◆ **WHAT TO WORK ON**: Identify every line containing the word "title" and reproduce each one.
<<<<
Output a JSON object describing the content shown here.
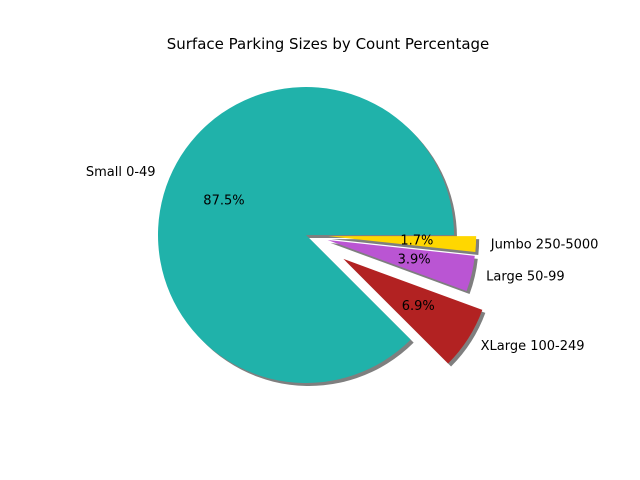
{
  "chart_data": {
    "type": "pie",
    "title": "Surface Parking Sizes by Count Percentage",
    "slices": [
      {
        "label": "Small 0-49",
        "percent": 87.5,
        "pct_label": "87.5%",
        "color": "#20b2aa",
        "explode": 0
      },
      {
        "label": "XLarge 100-249",
        "percent": 6.9,
        "pct_label": "6.9%",
        "color": "#b22222",
        "explode": 0.3
      },
      {
        "label": "Large 50-99",
        "percent": 3.9,
        "pct_label": "3.9%",
        "color": "#ba55d3",
        "explode": 0.15
      },
      {
        "label": "Jumbo 250-5000",
        "percent": 1.7,
        "pct_label": "1.7%",
        "color": "#ffd700",
        "explode": 0.15
      }
    ],
    "start_angle_deg": 0,
    "direction": "counterclockwise",
    "shadow": true,
    "shadow_color": "#7f7f7f"
  }
}
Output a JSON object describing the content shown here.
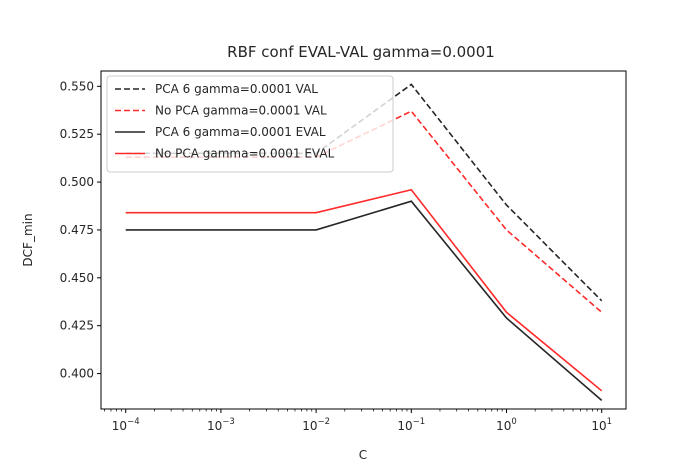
{
  "chart_data": {
    "type": "line",
    "title": "RBF conf EVAL-VAL gamma=0.0001",
    "xlabel": "C",
    "ylabel": "DCF_min",
    "xscale": "log",
    "x": [
      0.0001,
      0.01,
      0.1,
      1,
      10
    ],
    "xlim": [
      5.5e-05,
      18
    ],
    "ylim": [
      0.3815,
      0.558
    ],
    "xticks": [
      {
        "value": 0.0001,
        "base": "10",
        "exp": "−4"
      },
      {
        "value": 0.001,
        "base": "10",
        "exp": "−3"
      },
      {
        "value": 0.01,
        "base": "10",
        "exp": "−2"
      },
      {
        "value": 0.1,
        "base": "10",
        "exp": "−1"
      },
      {
        "value": 1,
        "base": "10",
        "exp": "0"
      },
      {
        "value": 10,
        "base": "10",
        "exp": "1"
      }
    ],
    "yticks": [
      {
        "value": 0.4,
        "label": "0.400"
      },
      {
        "value": 0.425,
        "label": "0.425"
      },
      {
        "value": 0.45,
        "label": "0.450"
      },
      {
        "value": 0.475,
        "label": "0.475"
      },
      {
        "value": 0.5,
        "label": "0.500"
      },
      {
        "value": 0.525,
        "label": "0.525"
      },
      {
        "value": 0.55,
        "label": "0.550"
      }
    ],
    "grid": false,
    "legend_position": "top-left",
    "series": [
      {
        "name": "PCA 6 gamma=0.0001 VAL",
        "color": "#262626",
        "dash": "dashed",
        "values": [
          0.515,
          0.515,
          0.551,
          0.488,
          0.438
        ]
      },
      {
        "name": "No PCA gamma=0.0001 VAL",
        "color": "#ff2a2a",
        "dash": "dashed",
        "values": [
          0.513,
          0.513,
          0.537,
          0.475,
          0.432
        ]
      },
      {
        "name": "PCA 6 gamma=0.0001 EVAL",
        "color": "#262626",
        "dash": "solid",
        "values": [
          0.475,
          0.475,
          0.49,
          0.429,
          0.386
        ]
      },
      {
        "name": "No PCA gamma=0.0001 EVAL",
        "color": "#ff2a2a",
        "dash": "solid",
        "values": [
          0.484,
          0.484,
          0.496,
          0.432,
          0.391
        ]
      }
    ]
  }
}
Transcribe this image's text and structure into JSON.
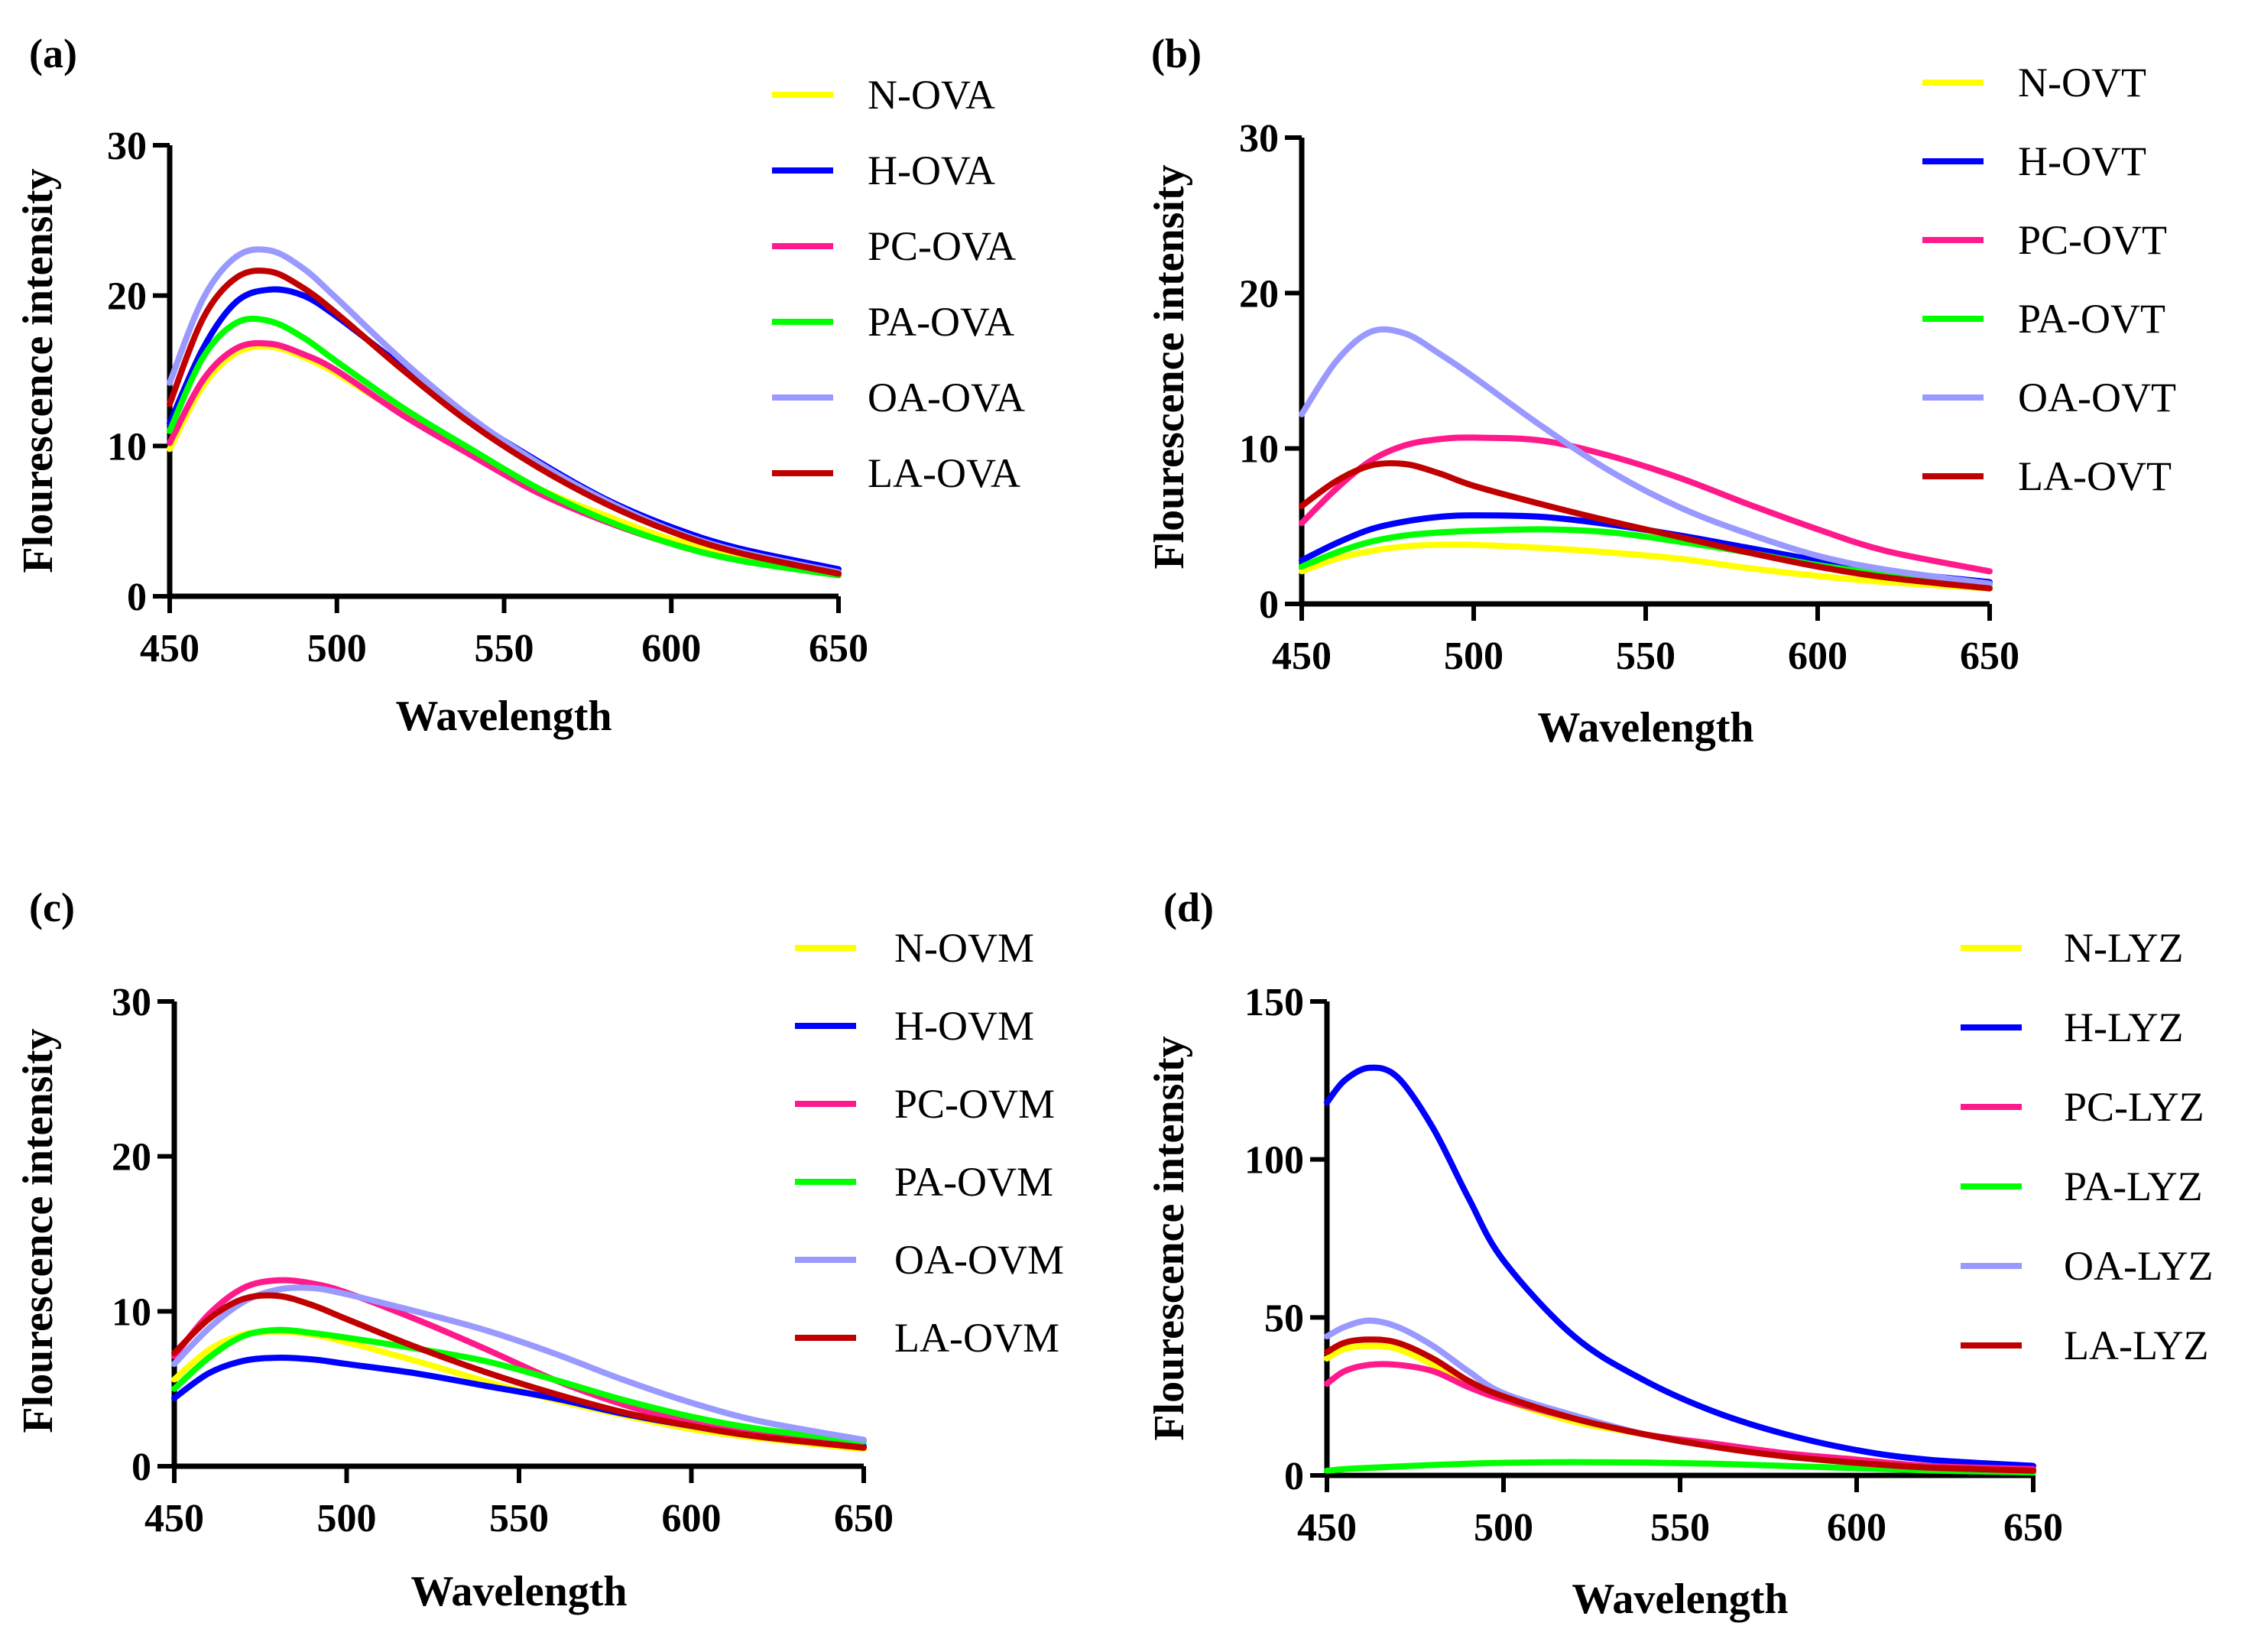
>>>>
◆ **TASK SOLUTION**:
    "title": "Surface Parking Sizes by Count Percentage",
    "title": "RBF conf EVAL-VAL gamma=0.0001",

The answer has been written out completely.